Records from a collection of figures
|---|
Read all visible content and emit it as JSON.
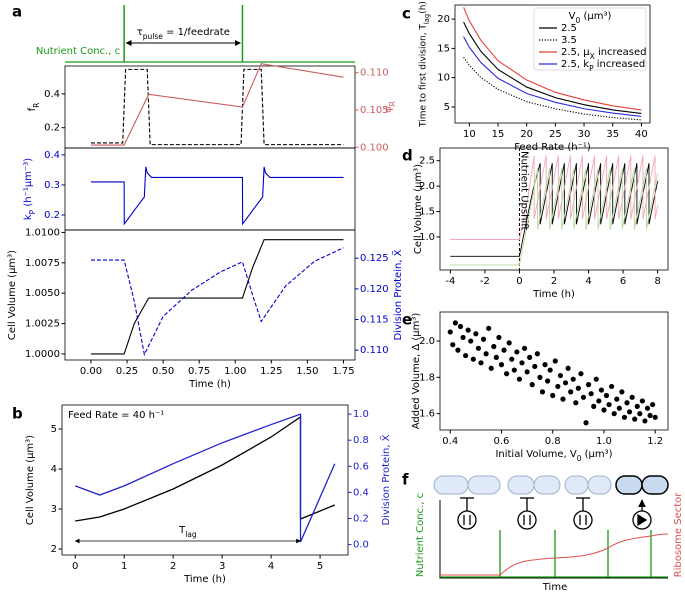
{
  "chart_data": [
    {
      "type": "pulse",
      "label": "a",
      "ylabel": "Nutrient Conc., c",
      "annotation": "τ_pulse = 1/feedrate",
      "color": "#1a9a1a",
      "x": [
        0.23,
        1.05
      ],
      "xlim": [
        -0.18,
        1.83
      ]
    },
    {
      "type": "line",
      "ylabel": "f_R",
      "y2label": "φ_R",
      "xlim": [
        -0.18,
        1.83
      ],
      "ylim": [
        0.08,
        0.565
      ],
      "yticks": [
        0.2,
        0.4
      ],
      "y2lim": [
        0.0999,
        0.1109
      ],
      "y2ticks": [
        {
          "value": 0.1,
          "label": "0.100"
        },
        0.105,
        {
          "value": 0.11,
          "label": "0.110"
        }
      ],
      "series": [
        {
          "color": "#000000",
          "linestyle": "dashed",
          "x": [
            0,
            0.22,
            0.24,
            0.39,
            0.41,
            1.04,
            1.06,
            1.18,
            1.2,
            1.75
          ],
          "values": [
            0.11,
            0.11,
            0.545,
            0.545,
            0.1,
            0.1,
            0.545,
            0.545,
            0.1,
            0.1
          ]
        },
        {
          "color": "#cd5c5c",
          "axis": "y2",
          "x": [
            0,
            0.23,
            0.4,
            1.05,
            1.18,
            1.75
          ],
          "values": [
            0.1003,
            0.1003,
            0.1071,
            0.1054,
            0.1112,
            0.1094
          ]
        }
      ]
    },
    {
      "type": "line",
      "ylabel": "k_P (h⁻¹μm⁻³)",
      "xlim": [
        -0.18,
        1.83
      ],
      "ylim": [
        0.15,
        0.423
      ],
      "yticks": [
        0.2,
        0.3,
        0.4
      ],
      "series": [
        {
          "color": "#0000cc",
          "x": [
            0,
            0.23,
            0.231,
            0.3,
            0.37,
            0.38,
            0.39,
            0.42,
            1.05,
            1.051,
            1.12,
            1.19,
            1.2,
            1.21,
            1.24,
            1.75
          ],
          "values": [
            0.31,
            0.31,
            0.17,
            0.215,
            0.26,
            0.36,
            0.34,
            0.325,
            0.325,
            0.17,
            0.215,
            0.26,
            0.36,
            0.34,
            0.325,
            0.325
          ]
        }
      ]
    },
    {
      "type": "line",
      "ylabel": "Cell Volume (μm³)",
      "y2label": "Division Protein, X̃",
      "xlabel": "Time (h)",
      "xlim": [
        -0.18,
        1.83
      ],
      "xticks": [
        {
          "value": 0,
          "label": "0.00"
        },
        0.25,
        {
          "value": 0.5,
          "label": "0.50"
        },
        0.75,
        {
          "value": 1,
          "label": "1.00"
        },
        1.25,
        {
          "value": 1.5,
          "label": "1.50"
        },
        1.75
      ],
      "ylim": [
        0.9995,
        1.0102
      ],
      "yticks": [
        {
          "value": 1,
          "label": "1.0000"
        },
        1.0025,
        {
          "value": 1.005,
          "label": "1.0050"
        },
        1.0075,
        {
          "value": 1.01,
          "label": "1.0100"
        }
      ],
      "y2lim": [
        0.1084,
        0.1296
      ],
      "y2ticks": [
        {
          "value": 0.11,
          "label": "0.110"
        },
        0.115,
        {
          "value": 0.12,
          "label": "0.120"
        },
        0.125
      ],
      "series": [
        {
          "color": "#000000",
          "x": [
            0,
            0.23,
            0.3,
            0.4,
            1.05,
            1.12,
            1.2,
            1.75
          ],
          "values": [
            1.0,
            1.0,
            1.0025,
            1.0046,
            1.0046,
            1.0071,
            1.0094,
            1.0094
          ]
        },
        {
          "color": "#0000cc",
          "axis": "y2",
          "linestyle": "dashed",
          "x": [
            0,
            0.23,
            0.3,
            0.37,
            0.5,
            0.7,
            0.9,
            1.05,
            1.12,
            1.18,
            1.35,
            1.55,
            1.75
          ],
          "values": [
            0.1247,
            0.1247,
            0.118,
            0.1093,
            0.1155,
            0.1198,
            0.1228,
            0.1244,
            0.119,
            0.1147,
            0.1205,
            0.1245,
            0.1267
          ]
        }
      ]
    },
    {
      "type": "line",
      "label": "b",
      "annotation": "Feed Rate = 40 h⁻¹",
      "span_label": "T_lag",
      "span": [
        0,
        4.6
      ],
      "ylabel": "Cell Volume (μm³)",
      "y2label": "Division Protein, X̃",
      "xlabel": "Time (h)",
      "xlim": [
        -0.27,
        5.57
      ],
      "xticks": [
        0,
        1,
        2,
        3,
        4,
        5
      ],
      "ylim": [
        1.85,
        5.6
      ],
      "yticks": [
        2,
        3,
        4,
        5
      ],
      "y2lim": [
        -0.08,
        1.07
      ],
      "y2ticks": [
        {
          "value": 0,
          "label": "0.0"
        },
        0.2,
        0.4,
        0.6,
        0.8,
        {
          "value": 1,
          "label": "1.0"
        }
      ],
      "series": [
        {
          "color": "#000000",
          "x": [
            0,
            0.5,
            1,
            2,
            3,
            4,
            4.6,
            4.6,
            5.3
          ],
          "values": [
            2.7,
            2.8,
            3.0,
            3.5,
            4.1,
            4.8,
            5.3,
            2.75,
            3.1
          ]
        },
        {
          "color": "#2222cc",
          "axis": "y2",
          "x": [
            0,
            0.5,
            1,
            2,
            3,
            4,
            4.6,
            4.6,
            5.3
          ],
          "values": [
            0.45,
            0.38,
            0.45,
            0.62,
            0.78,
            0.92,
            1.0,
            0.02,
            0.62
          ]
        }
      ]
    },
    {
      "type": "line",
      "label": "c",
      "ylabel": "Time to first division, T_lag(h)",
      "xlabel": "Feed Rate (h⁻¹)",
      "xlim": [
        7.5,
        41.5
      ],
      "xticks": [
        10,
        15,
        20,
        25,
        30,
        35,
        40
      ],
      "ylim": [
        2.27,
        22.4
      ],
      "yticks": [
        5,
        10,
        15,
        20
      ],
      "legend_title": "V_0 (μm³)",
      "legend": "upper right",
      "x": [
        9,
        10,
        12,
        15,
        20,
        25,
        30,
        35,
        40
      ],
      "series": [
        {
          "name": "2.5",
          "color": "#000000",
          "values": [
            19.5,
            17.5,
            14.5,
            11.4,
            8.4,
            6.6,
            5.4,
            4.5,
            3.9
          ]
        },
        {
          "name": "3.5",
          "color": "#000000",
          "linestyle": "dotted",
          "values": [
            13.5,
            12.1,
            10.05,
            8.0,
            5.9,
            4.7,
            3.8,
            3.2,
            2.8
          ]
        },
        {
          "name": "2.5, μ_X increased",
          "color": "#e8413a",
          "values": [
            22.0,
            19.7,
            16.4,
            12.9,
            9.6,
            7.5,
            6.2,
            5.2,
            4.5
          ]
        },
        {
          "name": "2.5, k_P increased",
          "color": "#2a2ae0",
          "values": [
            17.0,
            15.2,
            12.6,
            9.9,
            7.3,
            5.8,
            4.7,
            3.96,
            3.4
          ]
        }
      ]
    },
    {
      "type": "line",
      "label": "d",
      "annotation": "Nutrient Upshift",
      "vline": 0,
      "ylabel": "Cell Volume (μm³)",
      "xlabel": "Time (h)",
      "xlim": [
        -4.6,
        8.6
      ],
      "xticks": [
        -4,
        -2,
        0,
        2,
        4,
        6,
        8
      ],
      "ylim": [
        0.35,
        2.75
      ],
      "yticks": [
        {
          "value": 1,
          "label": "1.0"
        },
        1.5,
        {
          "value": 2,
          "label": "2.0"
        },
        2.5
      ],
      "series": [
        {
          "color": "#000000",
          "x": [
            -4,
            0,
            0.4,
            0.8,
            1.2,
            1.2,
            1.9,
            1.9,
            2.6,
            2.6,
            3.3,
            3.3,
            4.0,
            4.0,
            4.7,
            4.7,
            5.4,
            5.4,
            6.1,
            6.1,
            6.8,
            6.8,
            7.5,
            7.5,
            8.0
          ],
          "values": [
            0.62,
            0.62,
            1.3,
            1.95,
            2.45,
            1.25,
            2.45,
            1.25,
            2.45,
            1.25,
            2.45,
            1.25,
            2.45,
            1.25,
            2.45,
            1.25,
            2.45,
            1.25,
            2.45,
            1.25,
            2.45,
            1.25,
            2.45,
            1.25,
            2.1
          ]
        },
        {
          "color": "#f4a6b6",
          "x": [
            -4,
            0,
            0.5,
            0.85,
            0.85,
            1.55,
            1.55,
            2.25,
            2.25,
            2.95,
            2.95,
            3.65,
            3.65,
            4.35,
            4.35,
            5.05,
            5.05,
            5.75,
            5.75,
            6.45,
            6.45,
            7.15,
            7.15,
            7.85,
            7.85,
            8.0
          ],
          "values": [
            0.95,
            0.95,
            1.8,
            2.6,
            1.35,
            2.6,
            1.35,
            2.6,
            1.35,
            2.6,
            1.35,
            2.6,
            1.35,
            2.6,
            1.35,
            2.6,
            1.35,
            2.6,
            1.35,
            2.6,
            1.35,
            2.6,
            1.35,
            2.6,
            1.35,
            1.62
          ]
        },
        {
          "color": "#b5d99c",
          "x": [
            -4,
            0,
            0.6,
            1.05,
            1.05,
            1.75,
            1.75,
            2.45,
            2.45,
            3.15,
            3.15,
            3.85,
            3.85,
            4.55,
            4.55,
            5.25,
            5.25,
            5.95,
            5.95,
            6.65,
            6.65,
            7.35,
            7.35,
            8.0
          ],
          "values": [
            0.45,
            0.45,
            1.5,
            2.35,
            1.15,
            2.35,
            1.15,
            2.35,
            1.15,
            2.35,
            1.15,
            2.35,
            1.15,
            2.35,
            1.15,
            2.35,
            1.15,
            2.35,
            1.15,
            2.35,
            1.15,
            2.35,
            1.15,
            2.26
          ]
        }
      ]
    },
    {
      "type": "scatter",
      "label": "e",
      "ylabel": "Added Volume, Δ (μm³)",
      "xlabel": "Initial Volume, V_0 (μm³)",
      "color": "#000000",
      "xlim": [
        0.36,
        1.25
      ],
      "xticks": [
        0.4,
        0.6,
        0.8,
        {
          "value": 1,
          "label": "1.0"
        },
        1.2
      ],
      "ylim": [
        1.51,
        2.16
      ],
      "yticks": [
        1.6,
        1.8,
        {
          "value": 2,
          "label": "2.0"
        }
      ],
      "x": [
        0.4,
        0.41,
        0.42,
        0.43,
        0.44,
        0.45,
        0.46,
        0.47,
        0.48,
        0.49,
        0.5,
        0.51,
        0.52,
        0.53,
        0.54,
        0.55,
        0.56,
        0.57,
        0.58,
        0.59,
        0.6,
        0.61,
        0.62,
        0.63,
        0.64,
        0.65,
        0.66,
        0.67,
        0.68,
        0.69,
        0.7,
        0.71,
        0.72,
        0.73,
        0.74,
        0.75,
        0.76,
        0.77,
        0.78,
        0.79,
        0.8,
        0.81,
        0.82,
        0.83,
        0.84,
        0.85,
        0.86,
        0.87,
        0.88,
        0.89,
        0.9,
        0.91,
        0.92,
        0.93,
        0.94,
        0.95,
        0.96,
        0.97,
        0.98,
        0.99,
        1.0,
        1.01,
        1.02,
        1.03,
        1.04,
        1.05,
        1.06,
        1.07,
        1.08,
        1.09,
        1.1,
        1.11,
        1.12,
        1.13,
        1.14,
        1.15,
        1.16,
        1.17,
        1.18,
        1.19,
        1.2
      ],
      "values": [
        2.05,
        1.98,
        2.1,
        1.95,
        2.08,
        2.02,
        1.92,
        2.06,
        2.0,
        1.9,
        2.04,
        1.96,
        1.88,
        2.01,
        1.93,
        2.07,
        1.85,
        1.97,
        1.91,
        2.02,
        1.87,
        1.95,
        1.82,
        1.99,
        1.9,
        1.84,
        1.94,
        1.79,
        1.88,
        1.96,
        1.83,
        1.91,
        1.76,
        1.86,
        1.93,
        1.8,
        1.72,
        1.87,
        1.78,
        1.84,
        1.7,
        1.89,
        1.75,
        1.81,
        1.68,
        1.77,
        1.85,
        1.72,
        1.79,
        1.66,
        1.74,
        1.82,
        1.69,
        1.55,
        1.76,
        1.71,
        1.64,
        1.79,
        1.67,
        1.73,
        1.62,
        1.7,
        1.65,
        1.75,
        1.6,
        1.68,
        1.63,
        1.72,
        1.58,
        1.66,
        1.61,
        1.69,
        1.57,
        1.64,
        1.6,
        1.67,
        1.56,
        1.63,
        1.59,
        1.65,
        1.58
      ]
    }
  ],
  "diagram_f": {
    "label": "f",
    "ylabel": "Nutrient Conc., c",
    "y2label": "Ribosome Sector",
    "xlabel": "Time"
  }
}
|---|
Prompt
Which lines above contain the word "Nutrient"? List them.

Response
      "ylabel": "Nutrient Conc., c",
      "annotation": "Nutrient Upshift",
    "ylabel": "Nutrient Conc., c",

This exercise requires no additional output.